*Instruction*
Tally the lines below that contain "content". The number is the whole answer.

--- START ---

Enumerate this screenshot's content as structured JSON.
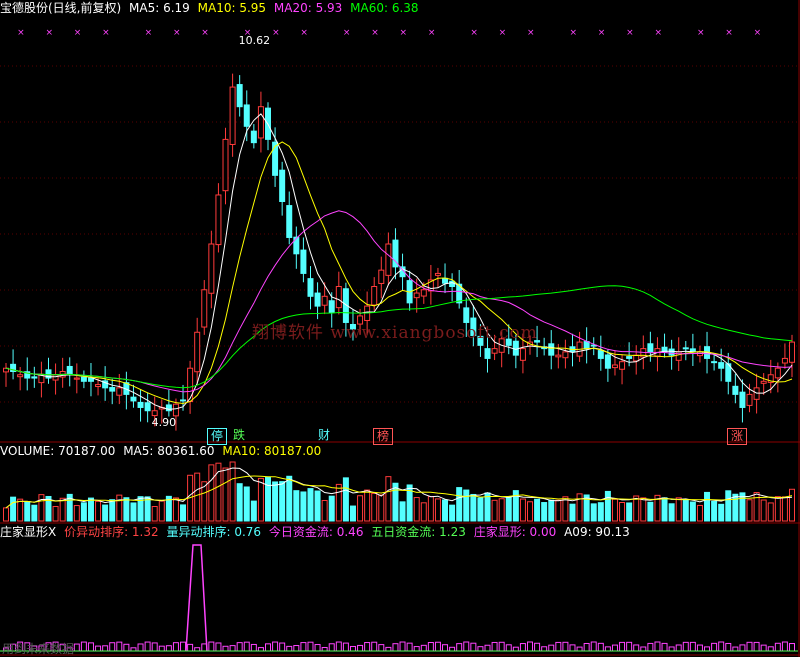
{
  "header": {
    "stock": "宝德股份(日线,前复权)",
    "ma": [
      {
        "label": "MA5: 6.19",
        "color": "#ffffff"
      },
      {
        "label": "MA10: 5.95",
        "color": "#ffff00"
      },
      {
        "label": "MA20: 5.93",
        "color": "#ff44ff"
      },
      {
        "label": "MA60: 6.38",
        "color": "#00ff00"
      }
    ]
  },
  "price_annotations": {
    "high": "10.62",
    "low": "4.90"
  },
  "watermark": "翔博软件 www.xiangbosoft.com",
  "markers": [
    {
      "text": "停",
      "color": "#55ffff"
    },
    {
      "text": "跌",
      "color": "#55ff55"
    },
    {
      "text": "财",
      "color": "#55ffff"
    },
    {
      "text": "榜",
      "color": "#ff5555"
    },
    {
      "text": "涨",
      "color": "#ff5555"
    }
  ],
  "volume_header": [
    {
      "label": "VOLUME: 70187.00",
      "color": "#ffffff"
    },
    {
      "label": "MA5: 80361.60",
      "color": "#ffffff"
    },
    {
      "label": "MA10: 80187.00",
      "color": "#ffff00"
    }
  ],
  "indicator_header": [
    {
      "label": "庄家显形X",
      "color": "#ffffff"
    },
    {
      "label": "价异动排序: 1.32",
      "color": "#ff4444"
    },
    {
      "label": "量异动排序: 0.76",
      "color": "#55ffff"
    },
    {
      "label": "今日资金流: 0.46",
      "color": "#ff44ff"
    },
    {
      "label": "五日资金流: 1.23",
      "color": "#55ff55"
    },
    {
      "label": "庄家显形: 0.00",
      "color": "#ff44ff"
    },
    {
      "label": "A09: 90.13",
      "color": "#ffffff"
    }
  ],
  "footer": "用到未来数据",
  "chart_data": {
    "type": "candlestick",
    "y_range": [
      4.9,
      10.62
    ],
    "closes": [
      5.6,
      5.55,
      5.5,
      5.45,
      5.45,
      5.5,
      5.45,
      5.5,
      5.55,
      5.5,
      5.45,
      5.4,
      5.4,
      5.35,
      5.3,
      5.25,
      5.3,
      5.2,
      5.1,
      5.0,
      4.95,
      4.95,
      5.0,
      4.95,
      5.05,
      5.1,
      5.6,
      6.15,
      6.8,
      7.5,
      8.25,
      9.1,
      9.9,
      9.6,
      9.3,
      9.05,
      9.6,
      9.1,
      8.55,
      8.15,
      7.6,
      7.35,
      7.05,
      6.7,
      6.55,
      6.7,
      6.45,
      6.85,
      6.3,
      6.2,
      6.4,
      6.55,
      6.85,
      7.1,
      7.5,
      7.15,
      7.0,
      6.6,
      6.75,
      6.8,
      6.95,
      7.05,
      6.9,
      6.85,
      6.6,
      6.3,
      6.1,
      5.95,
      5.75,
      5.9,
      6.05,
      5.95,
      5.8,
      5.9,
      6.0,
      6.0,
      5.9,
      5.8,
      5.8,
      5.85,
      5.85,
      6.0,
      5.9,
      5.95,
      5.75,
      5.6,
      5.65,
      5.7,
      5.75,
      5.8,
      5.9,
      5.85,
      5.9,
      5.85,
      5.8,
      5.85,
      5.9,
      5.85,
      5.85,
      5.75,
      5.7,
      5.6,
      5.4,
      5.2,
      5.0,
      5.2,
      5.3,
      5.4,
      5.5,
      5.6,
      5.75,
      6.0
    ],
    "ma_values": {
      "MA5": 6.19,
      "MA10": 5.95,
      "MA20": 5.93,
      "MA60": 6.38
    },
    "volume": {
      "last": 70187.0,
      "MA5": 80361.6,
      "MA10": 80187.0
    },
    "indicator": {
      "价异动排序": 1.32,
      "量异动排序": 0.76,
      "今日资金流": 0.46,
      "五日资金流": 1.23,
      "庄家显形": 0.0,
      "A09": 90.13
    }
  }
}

--- END ---
--- START ---

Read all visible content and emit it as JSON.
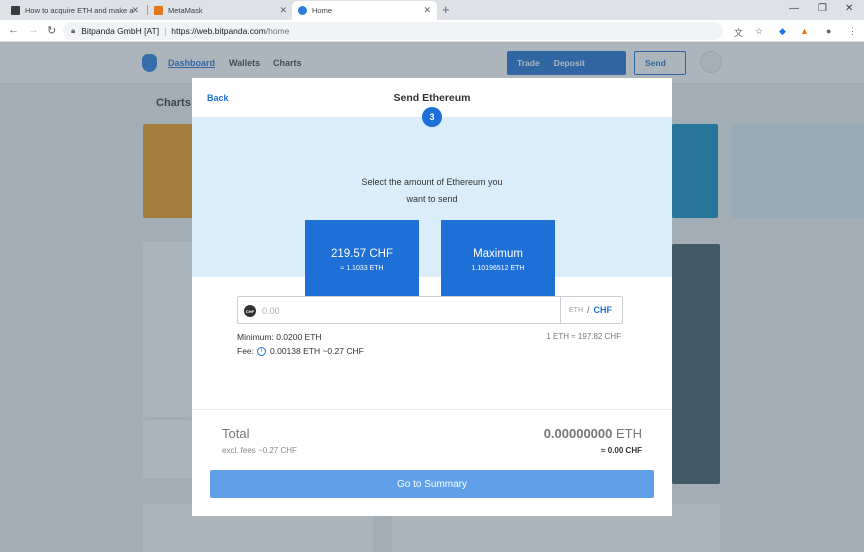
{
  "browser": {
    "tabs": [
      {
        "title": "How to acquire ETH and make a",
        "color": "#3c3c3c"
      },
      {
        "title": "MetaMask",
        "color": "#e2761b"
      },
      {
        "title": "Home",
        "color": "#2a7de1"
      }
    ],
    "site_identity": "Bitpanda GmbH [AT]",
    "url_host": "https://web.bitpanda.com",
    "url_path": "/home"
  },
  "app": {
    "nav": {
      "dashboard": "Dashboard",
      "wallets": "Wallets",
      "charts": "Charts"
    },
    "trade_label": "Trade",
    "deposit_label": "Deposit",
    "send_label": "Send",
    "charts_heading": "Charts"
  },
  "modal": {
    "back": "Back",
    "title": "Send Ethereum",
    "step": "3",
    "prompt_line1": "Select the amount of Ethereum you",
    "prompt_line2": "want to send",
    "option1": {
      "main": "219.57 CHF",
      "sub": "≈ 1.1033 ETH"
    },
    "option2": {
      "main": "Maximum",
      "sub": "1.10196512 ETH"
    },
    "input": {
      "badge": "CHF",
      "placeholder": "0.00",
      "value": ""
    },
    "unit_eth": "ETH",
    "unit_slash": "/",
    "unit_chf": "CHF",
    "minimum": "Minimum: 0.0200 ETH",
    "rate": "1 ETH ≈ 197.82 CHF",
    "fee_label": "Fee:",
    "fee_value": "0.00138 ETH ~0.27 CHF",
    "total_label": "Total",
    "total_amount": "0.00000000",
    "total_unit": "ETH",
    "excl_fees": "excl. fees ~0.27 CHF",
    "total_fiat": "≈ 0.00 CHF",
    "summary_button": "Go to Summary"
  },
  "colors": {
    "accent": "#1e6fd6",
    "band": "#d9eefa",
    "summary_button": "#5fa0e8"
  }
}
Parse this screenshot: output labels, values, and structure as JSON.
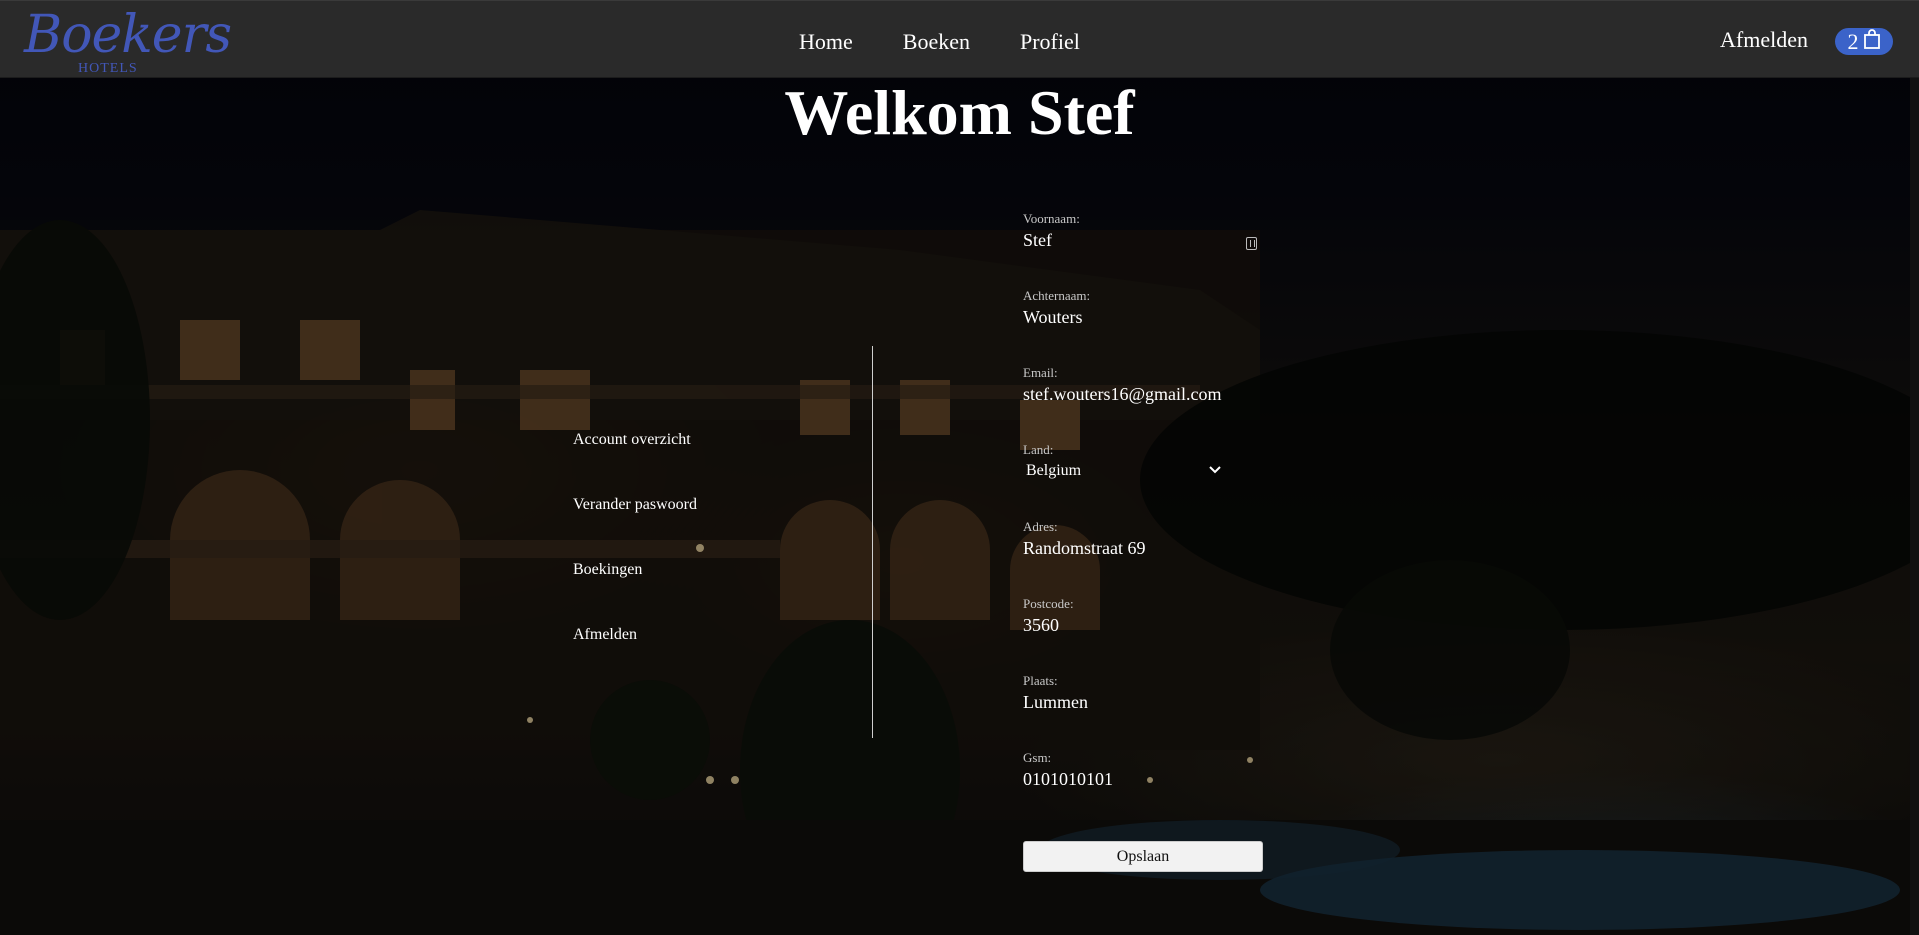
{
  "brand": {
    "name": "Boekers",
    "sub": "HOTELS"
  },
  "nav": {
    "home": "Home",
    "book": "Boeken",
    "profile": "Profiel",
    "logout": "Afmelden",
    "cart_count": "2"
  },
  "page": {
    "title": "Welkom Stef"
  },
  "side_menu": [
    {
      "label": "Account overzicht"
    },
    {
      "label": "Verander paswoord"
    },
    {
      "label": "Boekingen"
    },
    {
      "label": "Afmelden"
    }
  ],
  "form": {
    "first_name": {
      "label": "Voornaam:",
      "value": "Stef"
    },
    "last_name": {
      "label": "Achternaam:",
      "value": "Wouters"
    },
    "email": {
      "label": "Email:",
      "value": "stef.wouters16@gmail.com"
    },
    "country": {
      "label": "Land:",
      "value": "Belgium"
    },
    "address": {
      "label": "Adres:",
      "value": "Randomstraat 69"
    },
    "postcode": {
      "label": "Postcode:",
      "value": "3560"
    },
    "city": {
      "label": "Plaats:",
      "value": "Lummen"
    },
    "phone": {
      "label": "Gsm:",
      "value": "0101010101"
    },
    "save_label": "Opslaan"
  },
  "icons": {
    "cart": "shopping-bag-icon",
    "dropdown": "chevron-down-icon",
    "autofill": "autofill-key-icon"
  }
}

--- END ---

*Answer to this problem*
2